**WHAT YOU ARE ASKED TO DO**: The data below should be restated word for word, with every picture omitted.

**SOURCE DATA**:

>>

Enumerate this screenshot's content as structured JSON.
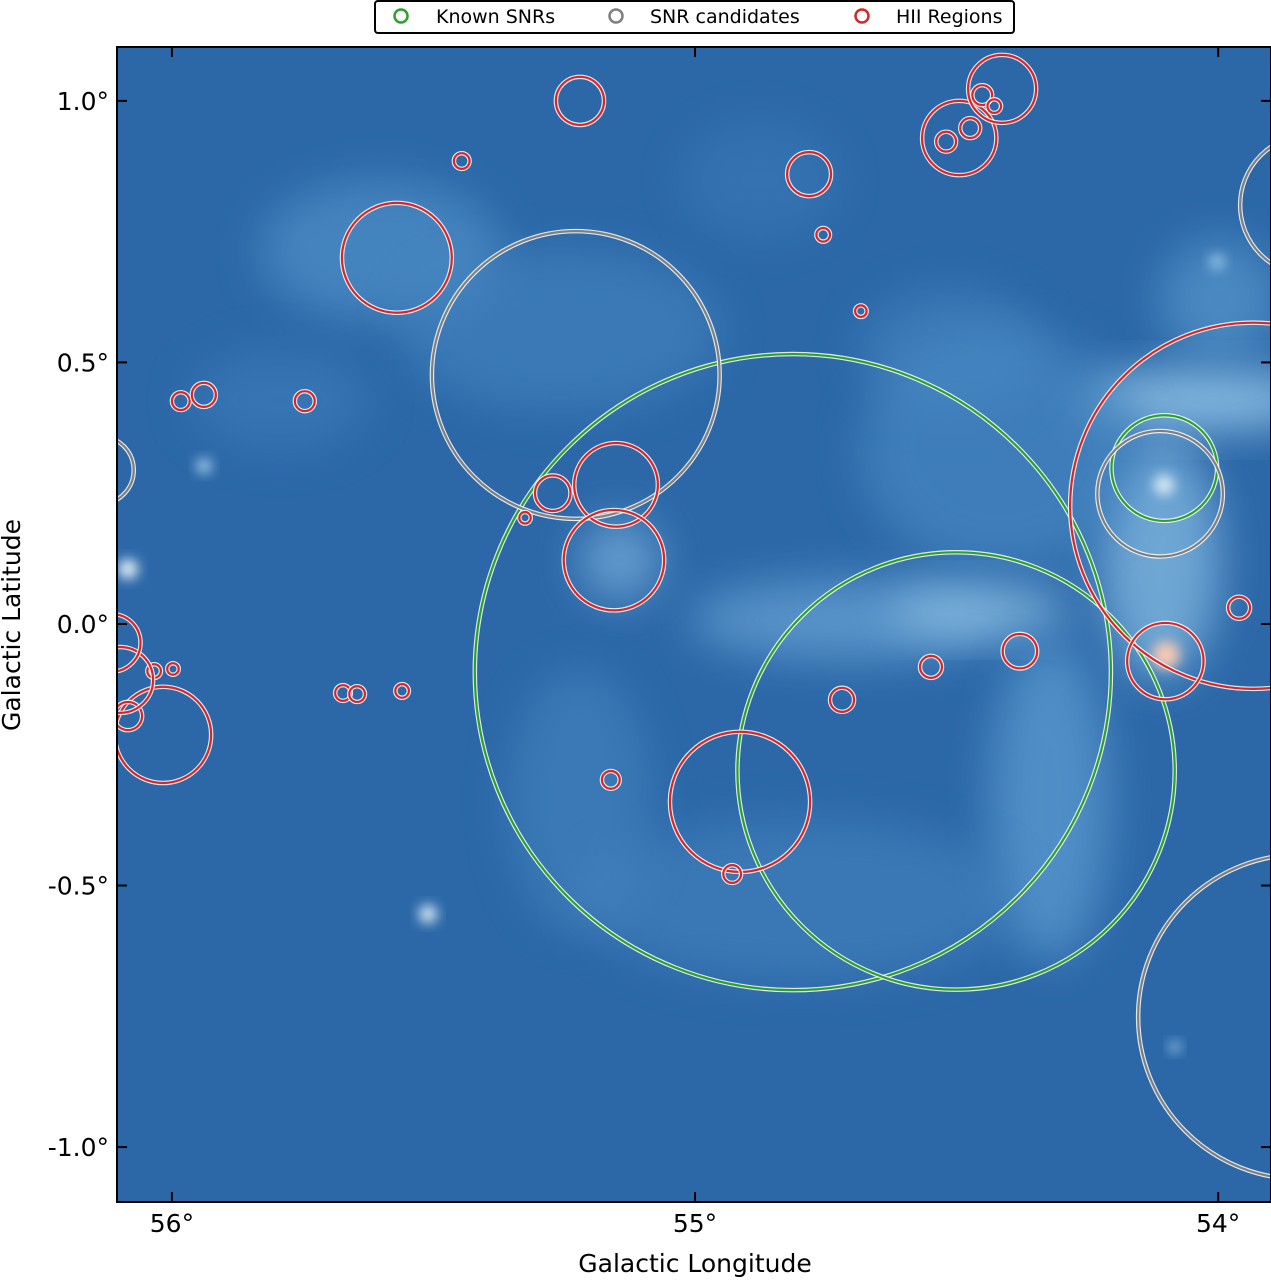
{
  "chart_data": {
    "type": "scatter",
    "xlabel": "Galactic Longitude",
    "ylabel": "Galactic Latitude",
    "xlim": [
      56.105,
      53.899
    ],
    "ylim": [
      -1.105,
      1.103
    ],
    "x_ticks": [
      {
        "value": 56,
        "label": "56°"
      },
      {
        "value": 55,
        "label": "55°"
      },
      {
        "value": 54,
        "label": "54°"
      }
    ],
    "y_ticks": [
      {
        "value": 1.0,
        "label": "1.0°"
      },
      {
        "value": 0.5,
        "label": "0.5°"
      },
      {
        "value": 0.0,
        "label": "0.0°"
      },
      {
        "value": -0.5,
        "label": "-0.5°"
      },
      {
        "value": -1.0,
        "label": "-1.0°"
      }
    ],
    "grid": false,
    "legend_placement": "top-center, above plot",
    "background": "blue-colormap sky image",
    "series": [
      {
        "name": "Known SNRs",
        "color": "#2ca02c",
        "marker": "circle-outline",
        "circles": [
          {
            "l": 54.813,
            "b": -0.092,
            "r": 0.608
          },
          {
            "l": 54.501,
            "b": -0.281,
            "r": 0.418
          },
          {
            "l": 54.103,
            "b": 0.298,
            "r": 0.101
          }
        ]
      },
      {
        "name": "SNR candidates",
        "color": "#7f7f7f",
        "marker": "circle-outline",
        "circles": [
          {
            "l": 55.228,
            "b": 0.476,
            "r": 0.275
          },
          {
            "l": 54.111,
            "b": 0.249,
            "r": 0.12
          },
          {
            "l": 56.138,
            "b": 0.294,
            "r": 0.065
          },
          {
            "l": 53.824,
            "b": 0.801,
            "r": 0.134
          },
          {
            "l": 53.843,
            "b": -0.751,
            "r": 0.31
          }
        ]
      },
      {
        "name": "HII Regions",
        "color": "#d62728",
        "marker": "circle-outline",
        "circles": [
          {
            "l": 55.22,
            "b": 1.0,
            "r": 0.046
          },
          {
            "l": 55.446,
            "b": 0.885,
            "r": 0.015
          },
          {
            "l": 55.57,
            "b": 0.7,
            "r": 0.105
          },
          {
            "l": 54.782,
            "b": 0.86,
            "r": 0.042
          },
          {
            "l": 54.755,
            "b": 0.744,
            "r": 0.013
          },
          {
            "l": 54.683,
            "b": 0.598,
            "r": 0.011
          },
          {
            "l": 54.495,
            "b": 0.929,
            "r": 0.071
          },
          {
            "l": 54.52,
            "b": 0.922,
            "r": 0.019
          },
          {
            "l": 54.474,
            "b": 0.948,
            "r": 0.019
          },
          {
            "l": 54.451,
            "b": 1.011,
            "r": 0.019
          },
          {
            "l": 54.428,
            "b": 0.99,
            "r": 0.013
          },
          {
            "l": 54.413,
            "b": 1.023,
            "r": 0.065
          },
          {
            "l": 53.933,
            "b": 0.226,
            "r": 0.35
          },
          {
            "l": 55.983,
            "b": 0.426,
            "r": 0.017
          },
          {
            "l": 55.939,
            "b": 0.438,
            "r": 0.023
          },
          {
            "l": 55.746,
            "b": 0.426,
            "r": 0.019
          },
          {
            "l": 55.272,
            "b": 0.25,
            "r": 0.034
          },
          {
            "l": 55.151,
            "b": 0.266,
            "r": 0.08
          },
          {
            "l": 55.325,
            "b": 0.203,
            "r": 0.011
          },
          {
            "l": 55.155,
            "b": 0.122,
            "r": 0.096
          },
          {
            "l": 53.96,
            "b": 0.031,
            "r": 0.021
          },
          {
            "l": 54.379,
            "b": -0.052,
            "r": 0.033
          },
          {
            "l": 54.101,
            "b": -0.071,
            "r": 0.073
          },
          {
            "l": 54.549,
            "b": -0.082,
            "r": 0.021
          },
          {
            "l": 54.719,
            "b": -0.145,
            "r": 0.023
          },
          {
            "l": 55.161,
            "b": -0.298,
            "r": 0.017
          },
          {
            "l": 54.914,
            "b": -0.34,
            "r": 0.134
          },
          {
            "l": 54.929,
            "b": -0.478,
            "r": 0.017
          },
          {
            "l": 55.673,
            "b": -0.132,
            "r": 0.015
          },
          {
            "l": 55.646,
            "b": -0.134,
            "r": 0.015
          },
          {
            "l": 55.56,
            "b": -0.128,
            "r": 0.013
          },
          {
            "l": 55.998,
            "b": -0.086,
            "r": 0.011
          },
          {
            "l": 56.034,
            "b": -0.09,
            "r": 0.013
          },
          {
            "l": 56.017,
            "b": -0.212,
            "r": 0.092
          },
          {
            "l": 56.084,
            "b": -0.176,
            "r": 0.027
          },
          {
            "l": 56.099,
            "b": -0.107,
            "r": 0.063
          },
          {
            "l": 56.115,
            "b": -0.036,
            "r": 0.055
          }
        ]
      }
    ]
  }
}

<<

**SOLUTION FOR THIS PROBLEM**:
Enumerate this screenshot's content as structured JSON.
{
  "chart_data": {
    "type": "scatter",
    "xlabel": "Galactic Longitude",
    "ylabel": "Galactic Latitude",
    "xlim": [
      56.105,
      53.899
    ],
    "ylim": [
      -1.105,
      1.103
    ],
    "x_ticks": [
      {
        "value": 56,
        "label": "56°"
      },
      {
        "value": 55,
        "label": "55°"
      },
      {
        "value": 54,
        "label": "54°"
      }
    ],
    "y_ticks": [
      {
        "value": 1.0,
        "label": "1.0°"
      },
      {
        "value": 0.5,
        "label": "0.5°"
      },
      {
        "value": 0.0,
        "label": "0.0°"
      },
      {
        "value": -0.5,
        "label": "-0.5°"
      },
      {
        "value": -1.0,
        "label": "-1.0°"
      }
    ],
    "grid": false,
    "legend_placement": "top-center, above plot",
    "background": "blue-colormap sky image",
    "series": [
      {
        "name": "Known SNRs",
        "color": "#2ca02c",
        "marker": "circle-outline",
        "circles": [
          {
            "l": 54.813,
            "b": -0.092,
            "r": 0.608
          },
          {
            "l": 54.501,
            "b": -0.281,
            "r": 0.418
          },
          {
            "l": 54.103,
            "b": 0.298,
            "r": 0.101
          }
        ]
      },
      {
        "name": "SNR candidates",
        "color": "#7f7f7f",
        "marker": "circle-outline",
        "circles": [
          {
            "l": 55.228,
            "b": 0.476,
            "r": 0.275
          },
          {
            "l": 54.111,
            "b": 0.249,
            "r": 0.12
          },
          {
            "l": 56.138,
            "b": 0.294,
            "r": 0.065
          },
          {
            "l": 53.824,
            "b": 0.801,
            "r": 0.134
          },
          {
            "l": 53.843,
            "b": -0.751,
            "r": 0.31
          }
        ]
      },
      {
        "name": "HII Regions",
        "color": "#d62728",
        "marker": "circle-outline",
        "circles": [
          {
            "l": 55.22,
            "b": 1.0,
            "r": 0.046
          },
          {
            "l": 55.446,
            "b": 0.885,
            "r": 0.015
          },
          {
            "l": 55.57,
            "b": 0.7,
            "r": 0.105
          },
          {
            "l": 54.782,
            "b": 0.86,
            "r": 0.042
          },
          {
            "l": 54.755,
            "b": 0.744,
            "r": 0.013
          },
          {
            "l": 54.683,
            "b": 0.598,
            "r": 0.011
          },
          {
            "l": 54.495,
            "b": 0.929,
            "r": 0.071
          },
          {
            "l": 54.52,
            "b": 0.922,
            "r": 0.019
          },
          {
            "l": 54.474,
            "b": 0.948,
            "r": 0.019
          },
          {
            "l": 54.451,
            "b": 1.011,
            "r": 0.019
          },
          {
            "l": 54.428,
            "b": 0.99,
            "r": 0.013
          },
          {
            "l": 54.413,
            "b": 1.023,
            "r": 0.065
          },
          {
            "l": 53.933,
            "b": 0.226,
            "r": 0.35
          },
          {
            "l": 55.983,
            "b": 0.426,
            "r": 0.017
          },
          {
            "l": 55.939,
            "b": 0.438,
            "r": 0.023
          },
          {
            "l": 55.746,
            "b": 0.426,
            "r": 0.019
          },
          {
            "l": 55.272,
            "b": 0.25,
            "r": 0.034
          },
          {
            "l": 55.151,
            "b": 0.266,
            "r": 0.08
          },
          {
            "l": 55.325,
            "b": 0.203,
            "r": 0.011
          },
          {
            "l": 55.155,
            "b": 0.122,
            "r": 0.096
          },
          {
            "l": 53.96,
            "b": 0.031,
            "r": 0.021
          },
          {
            "l": 54.379,
            "b": -0.052,
            "r": 0.033
          },
          {
            "l": 54.101,
            "b": -0.071,
            "r": 0.073
          },
          {
            "l": 54.549,
            "b": -0.082,
            "r": 0.021
          },
          {
            "l": 54.719,
            "b": -0.145,
            "r": 0.023
          },
          {
            "l": 55.161,
            "b": -0.298,
            "r": 0.017
          },
          {
            "l": 54.914,
            "b": -0.34,
            "r": 0.134
          },
          {
            "l": 54.929,
            "b": -0.478,
            "r": 0.017
          },
          {
            "l": 55.673,
            "b": -0.132,
            "r": 0.015
          },
          {
            "l": 55.646,
            "b": -0.134,
            "r": 0.015
          },
          {
            "l": 55.56,
            "b": -0.128,
            "r": 0.013
          },
          {
            "l": 55.998,
            "b": -0.086,
            "r": 0.011
          },
          {
            "l": 56.034,
            "b": -0.09,
            "r": 0.013
          },
          {
            "l": 56.017,
            "b": -0.212,
            "r": 0.092
          },
          {
            "l": 56.084,
            "b": -0.176,
            "r": 0.027
          },
          {
            "l": 56.099,
            "b": -0.107,
            "r": 0.063
          },
          {
            "l": 56.115,
            "b": -0.036,
            "r": 0.055
          }
        ]
      }
    ]
  }
}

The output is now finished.